- [Exercise prompt]: Lines containing "новой" are to be counted. Report the count alone.

- [Data for the task]:
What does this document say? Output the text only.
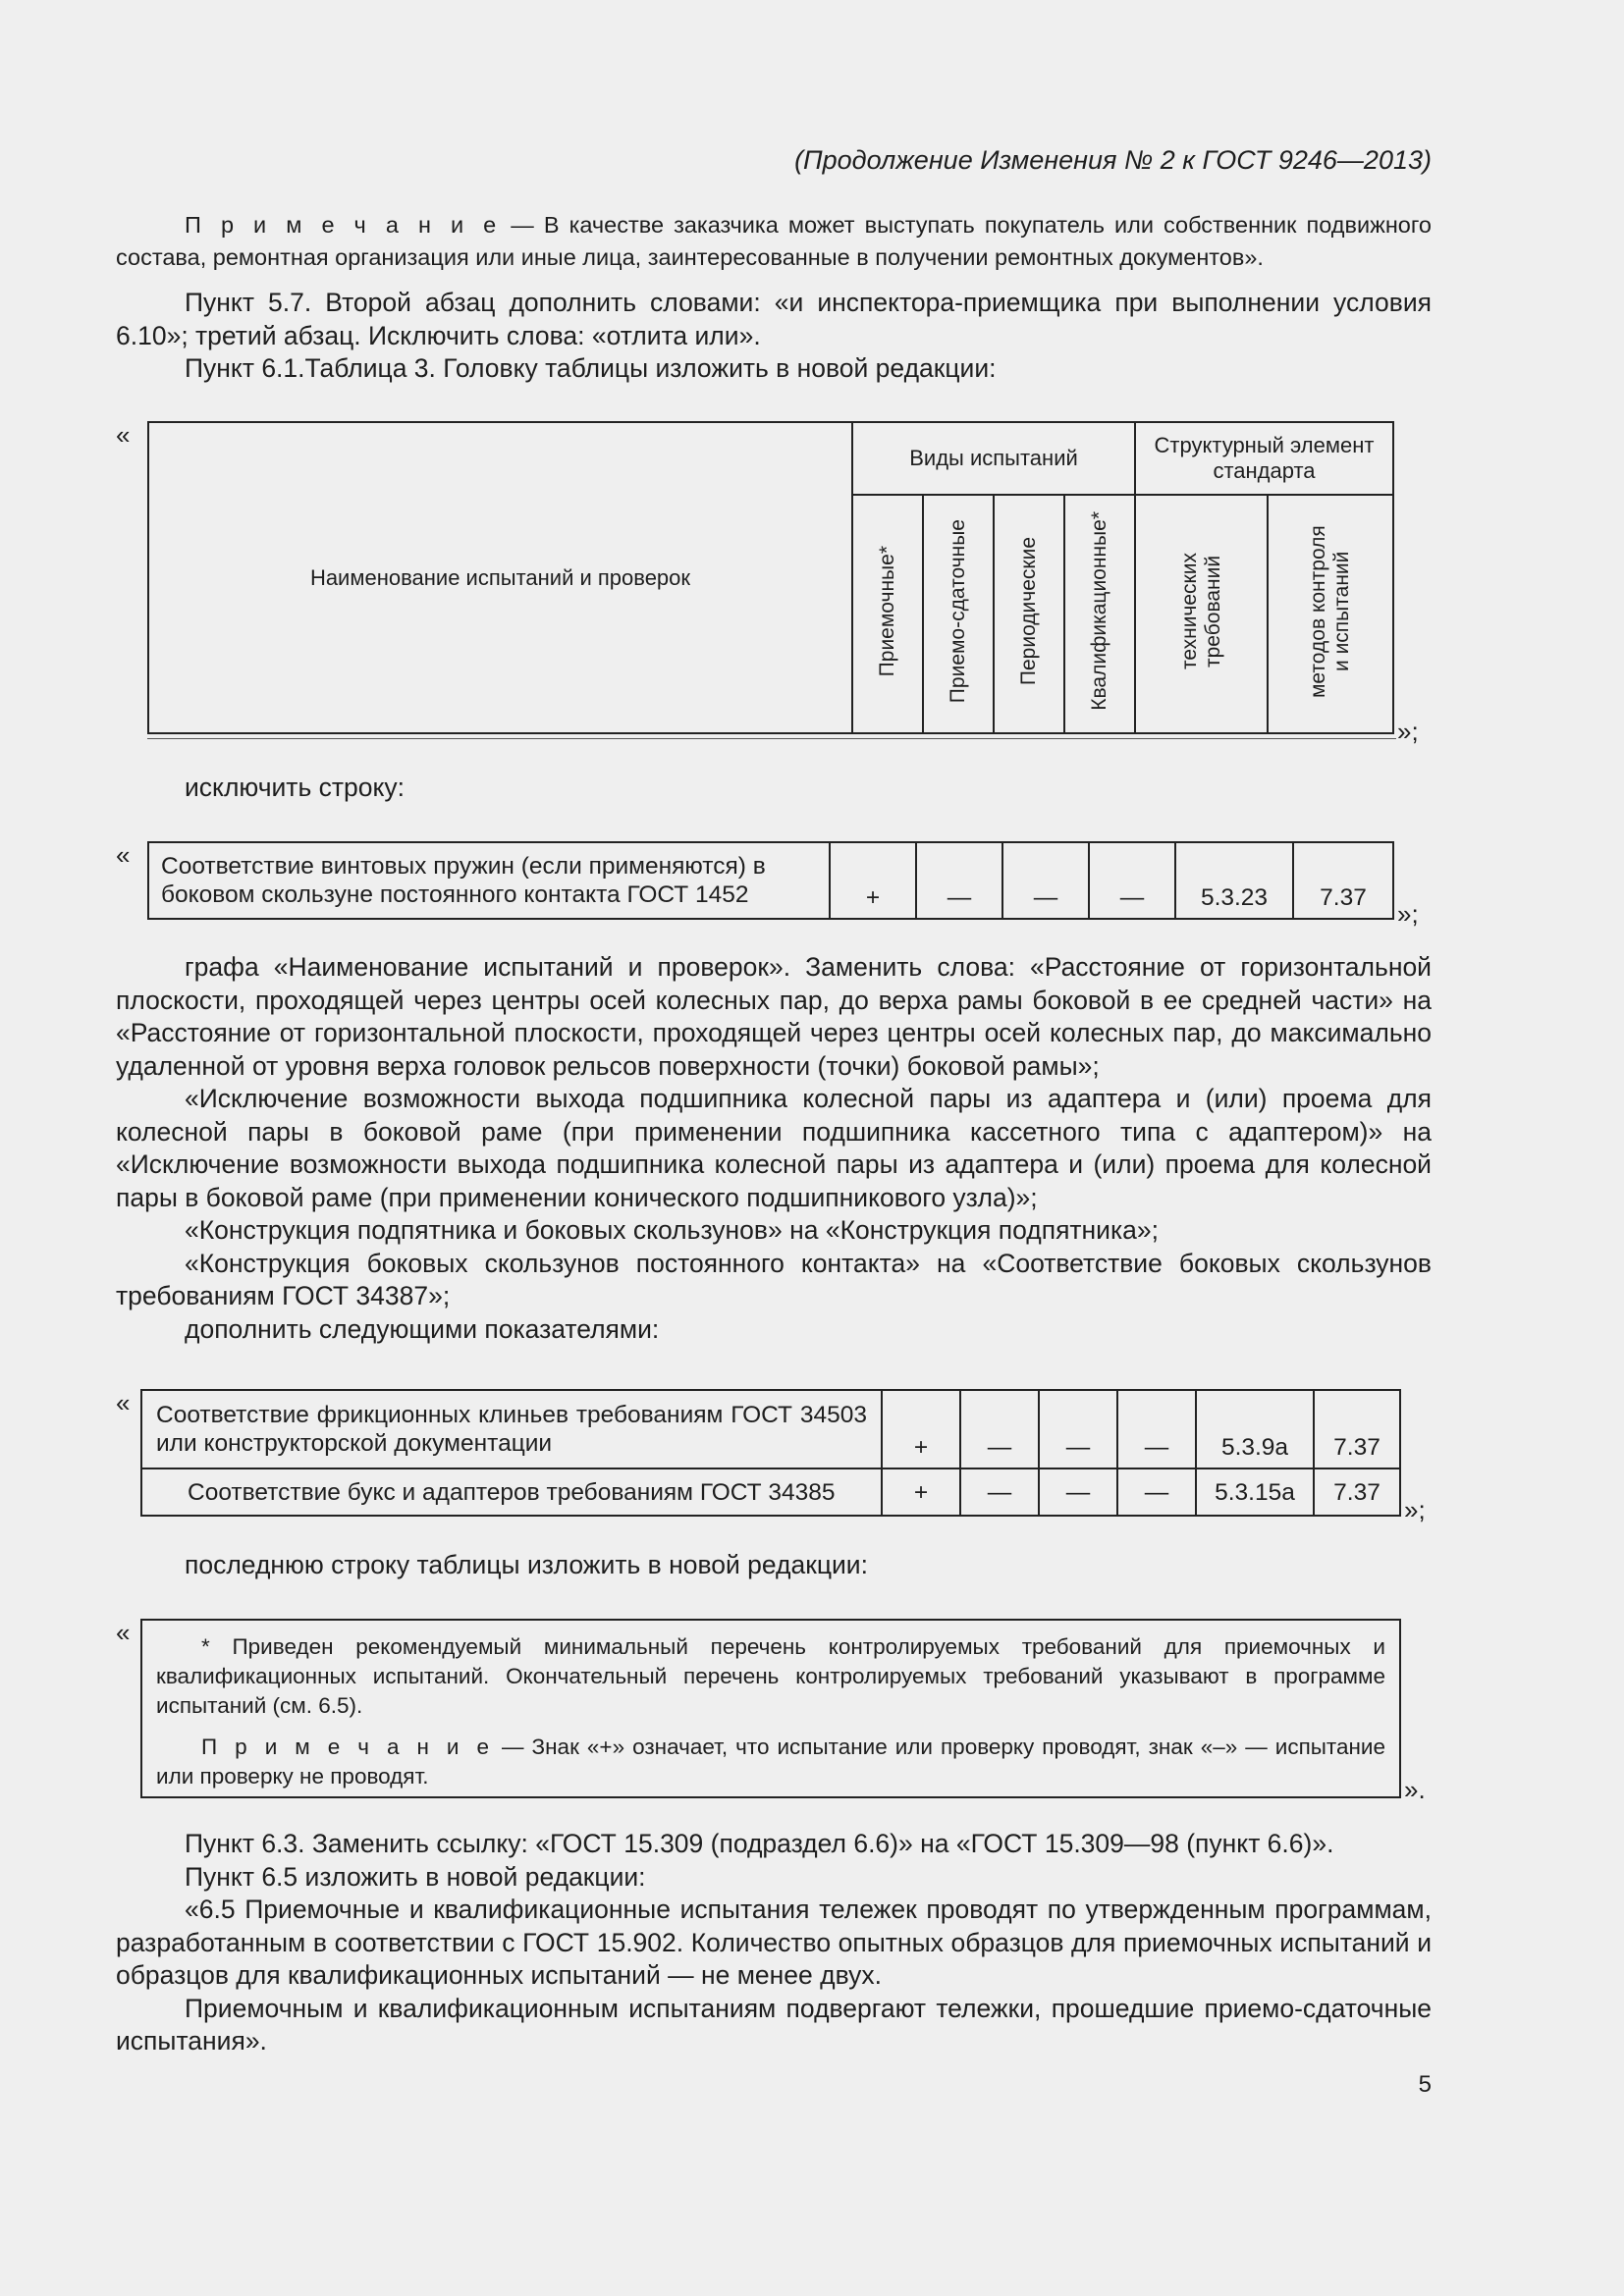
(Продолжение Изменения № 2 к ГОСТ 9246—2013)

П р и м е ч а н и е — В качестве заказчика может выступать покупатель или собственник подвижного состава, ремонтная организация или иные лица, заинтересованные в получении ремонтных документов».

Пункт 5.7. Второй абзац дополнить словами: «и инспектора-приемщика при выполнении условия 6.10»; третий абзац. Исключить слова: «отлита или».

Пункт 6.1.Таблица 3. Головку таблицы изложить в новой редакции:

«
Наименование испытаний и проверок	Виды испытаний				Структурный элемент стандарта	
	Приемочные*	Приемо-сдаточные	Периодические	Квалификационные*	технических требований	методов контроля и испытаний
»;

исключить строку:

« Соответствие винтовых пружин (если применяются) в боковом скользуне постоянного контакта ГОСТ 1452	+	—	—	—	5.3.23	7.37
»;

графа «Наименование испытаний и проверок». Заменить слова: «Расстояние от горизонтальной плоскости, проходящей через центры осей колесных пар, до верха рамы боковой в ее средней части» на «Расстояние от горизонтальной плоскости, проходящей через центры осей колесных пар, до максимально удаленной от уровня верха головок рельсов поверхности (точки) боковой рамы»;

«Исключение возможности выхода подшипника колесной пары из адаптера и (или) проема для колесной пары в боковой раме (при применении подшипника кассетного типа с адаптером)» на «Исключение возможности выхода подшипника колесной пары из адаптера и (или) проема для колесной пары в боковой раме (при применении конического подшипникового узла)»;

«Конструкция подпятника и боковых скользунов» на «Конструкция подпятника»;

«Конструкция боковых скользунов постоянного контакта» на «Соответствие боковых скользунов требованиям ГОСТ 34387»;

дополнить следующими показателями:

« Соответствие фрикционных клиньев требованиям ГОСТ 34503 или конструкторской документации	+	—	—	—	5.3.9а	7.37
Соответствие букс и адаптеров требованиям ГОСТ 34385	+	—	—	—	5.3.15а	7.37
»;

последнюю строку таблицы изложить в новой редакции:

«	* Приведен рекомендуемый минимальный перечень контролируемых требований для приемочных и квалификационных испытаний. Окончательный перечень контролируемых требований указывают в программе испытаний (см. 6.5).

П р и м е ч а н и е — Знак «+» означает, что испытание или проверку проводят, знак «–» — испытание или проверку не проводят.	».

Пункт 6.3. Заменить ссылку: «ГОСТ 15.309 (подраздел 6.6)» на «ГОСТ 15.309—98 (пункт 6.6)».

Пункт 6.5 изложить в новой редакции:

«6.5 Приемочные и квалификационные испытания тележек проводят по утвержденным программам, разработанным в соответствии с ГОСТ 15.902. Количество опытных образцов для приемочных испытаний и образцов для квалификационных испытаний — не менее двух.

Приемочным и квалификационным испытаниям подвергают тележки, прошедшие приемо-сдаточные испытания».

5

==

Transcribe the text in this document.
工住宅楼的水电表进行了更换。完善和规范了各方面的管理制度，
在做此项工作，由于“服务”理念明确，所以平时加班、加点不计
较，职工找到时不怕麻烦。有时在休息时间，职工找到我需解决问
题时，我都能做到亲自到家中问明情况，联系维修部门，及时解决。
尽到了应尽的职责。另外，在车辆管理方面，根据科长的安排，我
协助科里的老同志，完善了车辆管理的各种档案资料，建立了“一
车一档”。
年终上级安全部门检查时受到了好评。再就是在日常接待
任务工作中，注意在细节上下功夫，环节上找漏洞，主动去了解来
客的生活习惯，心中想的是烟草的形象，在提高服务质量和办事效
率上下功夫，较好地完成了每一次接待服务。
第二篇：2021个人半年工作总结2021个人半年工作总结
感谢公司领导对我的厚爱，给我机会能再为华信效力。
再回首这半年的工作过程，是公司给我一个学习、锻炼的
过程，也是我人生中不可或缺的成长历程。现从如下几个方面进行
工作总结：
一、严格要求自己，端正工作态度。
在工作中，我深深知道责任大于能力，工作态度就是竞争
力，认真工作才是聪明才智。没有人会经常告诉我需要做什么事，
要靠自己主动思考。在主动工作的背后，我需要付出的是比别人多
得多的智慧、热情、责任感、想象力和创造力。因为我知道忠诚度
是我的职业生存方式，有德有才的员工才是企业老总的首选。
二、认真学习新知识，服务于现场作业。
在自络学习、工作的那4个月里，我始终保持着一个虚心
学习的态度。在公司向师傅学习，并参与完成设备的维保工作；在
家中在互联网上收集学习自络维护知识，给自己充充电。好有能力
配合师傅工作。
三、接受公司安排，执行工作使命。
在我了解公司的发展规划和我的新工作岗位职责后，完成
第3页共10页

==

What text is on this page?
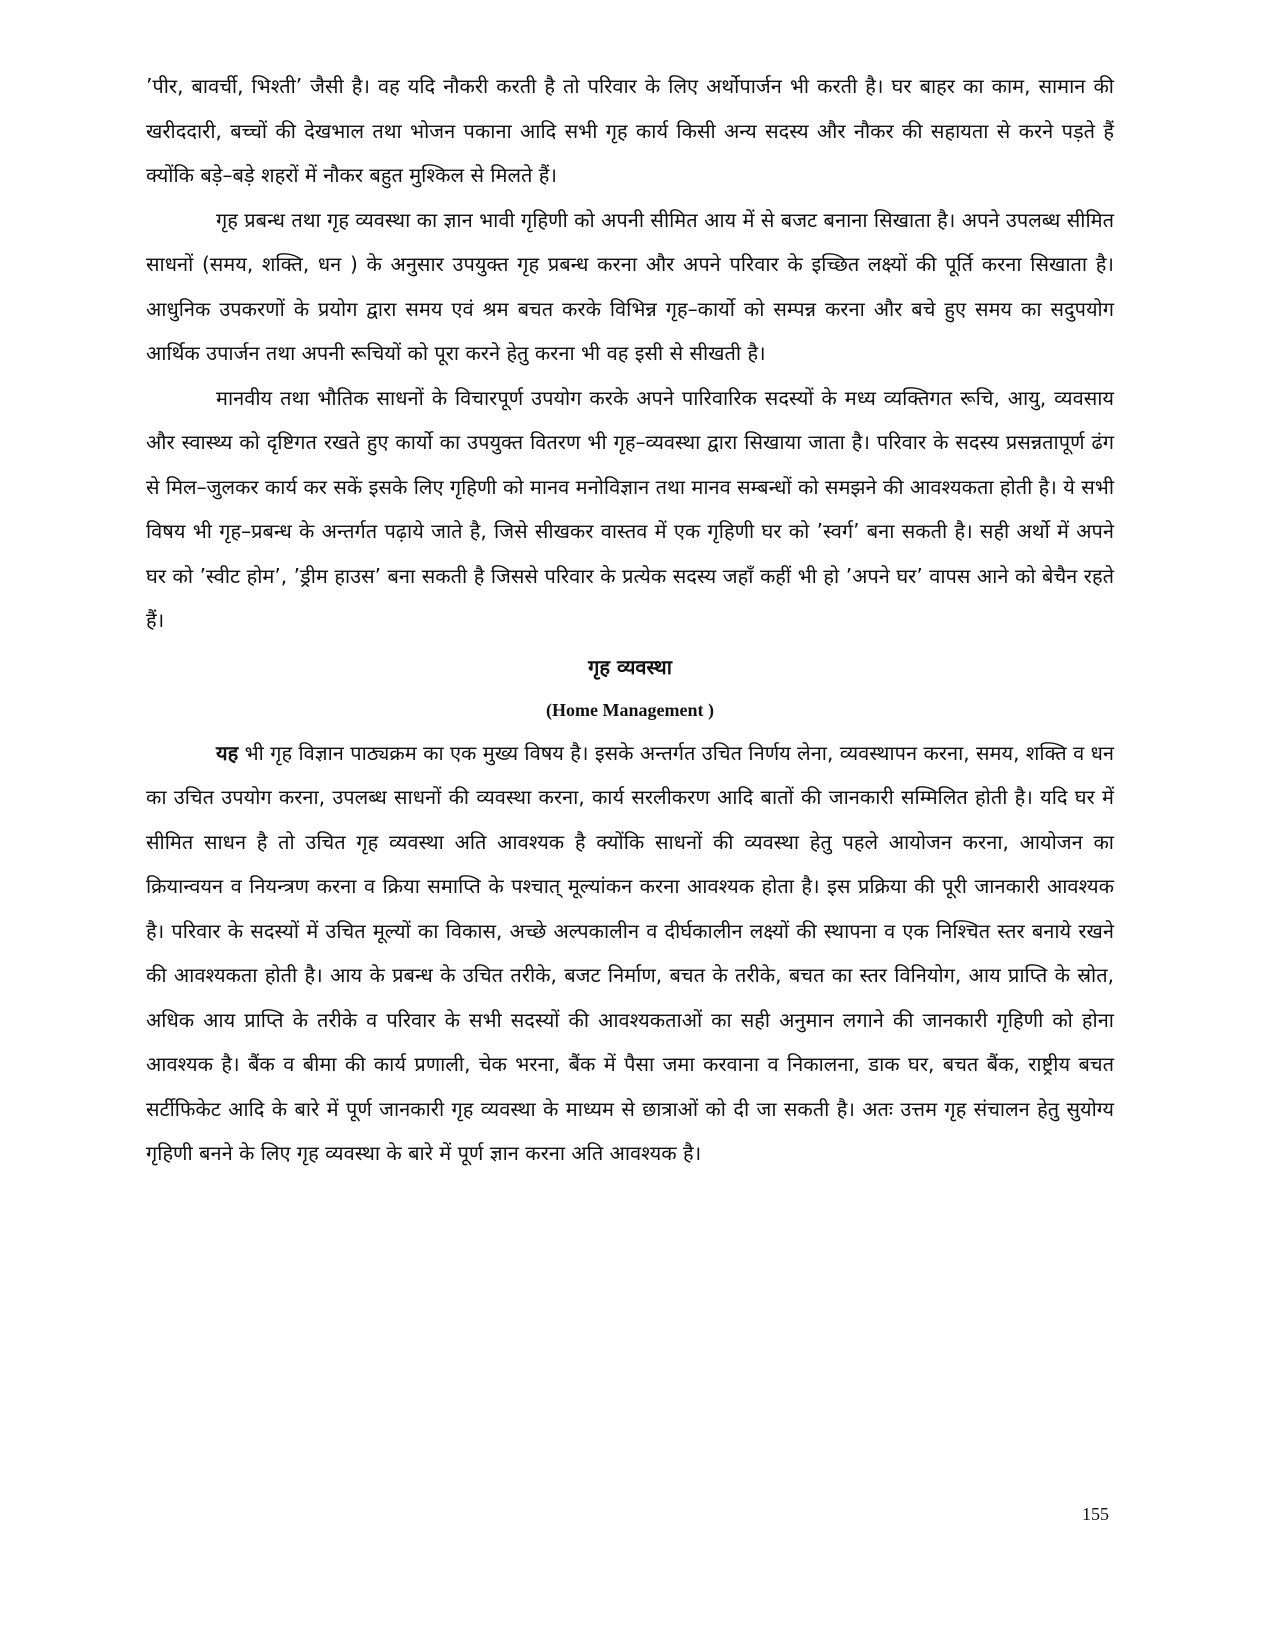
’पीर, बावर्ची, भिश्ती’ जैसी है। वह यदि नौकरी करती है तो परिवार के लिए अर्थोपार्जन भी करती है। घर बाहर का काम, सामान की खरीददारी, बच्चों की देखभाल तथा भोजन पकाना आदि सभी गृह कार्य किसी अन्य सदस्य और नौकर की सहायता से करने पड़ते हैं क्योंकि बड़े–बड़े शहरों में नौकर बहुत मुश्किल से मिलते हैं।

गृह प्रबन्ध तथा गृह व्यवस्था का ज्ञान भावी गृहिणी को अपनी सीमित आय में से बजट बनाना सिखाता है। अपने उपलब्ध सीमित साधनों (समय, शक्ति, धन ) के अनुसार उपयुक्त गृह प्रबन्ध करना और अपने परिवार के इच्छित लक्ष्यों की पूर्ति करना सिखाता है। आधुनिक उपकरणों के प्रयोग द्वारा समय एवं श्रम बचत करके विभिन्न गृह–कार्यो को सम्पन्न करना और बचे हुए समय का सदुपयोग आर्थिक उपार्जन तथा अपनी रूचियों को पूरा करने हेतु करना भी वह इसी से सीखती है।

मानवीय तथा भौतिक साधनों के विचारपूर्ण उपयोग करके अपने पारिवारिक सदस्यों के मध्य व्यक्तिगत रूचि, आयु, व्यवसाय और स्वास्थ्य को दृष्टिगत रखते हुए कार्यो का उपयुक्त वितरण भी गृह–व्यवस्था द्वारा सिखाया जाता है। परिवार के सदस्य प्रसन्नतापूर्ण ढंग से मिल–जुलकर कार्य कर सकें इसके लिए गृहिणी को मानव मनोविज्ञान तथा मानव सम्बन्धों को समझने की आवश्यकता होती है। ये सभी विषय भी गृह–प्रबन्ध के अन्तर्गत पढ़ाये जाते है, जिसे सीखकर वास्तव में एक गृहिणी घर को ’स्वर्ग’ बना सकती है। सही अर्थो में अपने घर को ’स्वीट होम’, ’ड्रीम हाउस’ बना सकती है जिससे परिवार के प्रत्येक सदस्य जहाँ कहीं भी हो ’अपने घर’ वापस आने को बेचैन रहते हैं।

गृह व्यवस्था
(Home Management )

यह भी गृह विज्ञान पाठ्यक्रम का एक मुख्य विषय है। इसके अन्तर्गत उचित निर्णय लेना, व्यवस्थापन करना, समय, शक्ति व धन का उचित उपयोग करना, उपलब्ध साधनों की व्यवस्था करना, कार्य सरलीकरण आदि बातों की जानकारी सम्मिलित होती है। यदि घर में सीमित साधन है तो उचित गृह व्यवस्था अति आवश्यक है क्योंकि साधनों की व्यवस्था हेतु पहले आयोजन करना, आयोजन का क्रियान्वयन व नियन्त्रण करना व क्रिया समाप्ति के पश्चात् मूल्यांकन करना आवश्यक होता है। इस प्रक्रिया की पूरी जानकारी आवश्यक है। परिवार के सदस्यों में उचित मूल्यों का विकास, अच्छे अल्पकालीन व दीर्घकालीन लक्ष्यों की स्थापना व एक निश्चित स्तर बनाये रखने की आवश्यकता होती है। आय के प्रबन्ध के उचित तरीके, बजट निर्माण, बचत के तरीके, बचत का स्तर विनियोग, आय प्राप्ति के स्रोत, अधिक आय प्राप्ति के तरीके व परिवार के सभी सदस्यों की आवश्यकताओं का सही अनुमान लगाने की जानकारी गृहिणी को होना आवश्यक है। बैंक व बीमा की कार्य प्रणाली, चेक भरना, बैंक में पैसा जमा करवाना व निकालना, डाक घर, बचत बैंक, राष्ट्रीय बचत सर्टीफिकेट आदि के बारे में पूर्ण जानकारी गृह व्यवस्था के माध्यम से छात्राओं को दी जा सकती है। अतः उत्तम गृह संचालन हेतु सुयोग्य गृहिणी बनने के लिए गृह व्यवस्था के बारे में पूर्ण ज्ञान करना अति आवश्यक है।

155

- [Task solution]: 3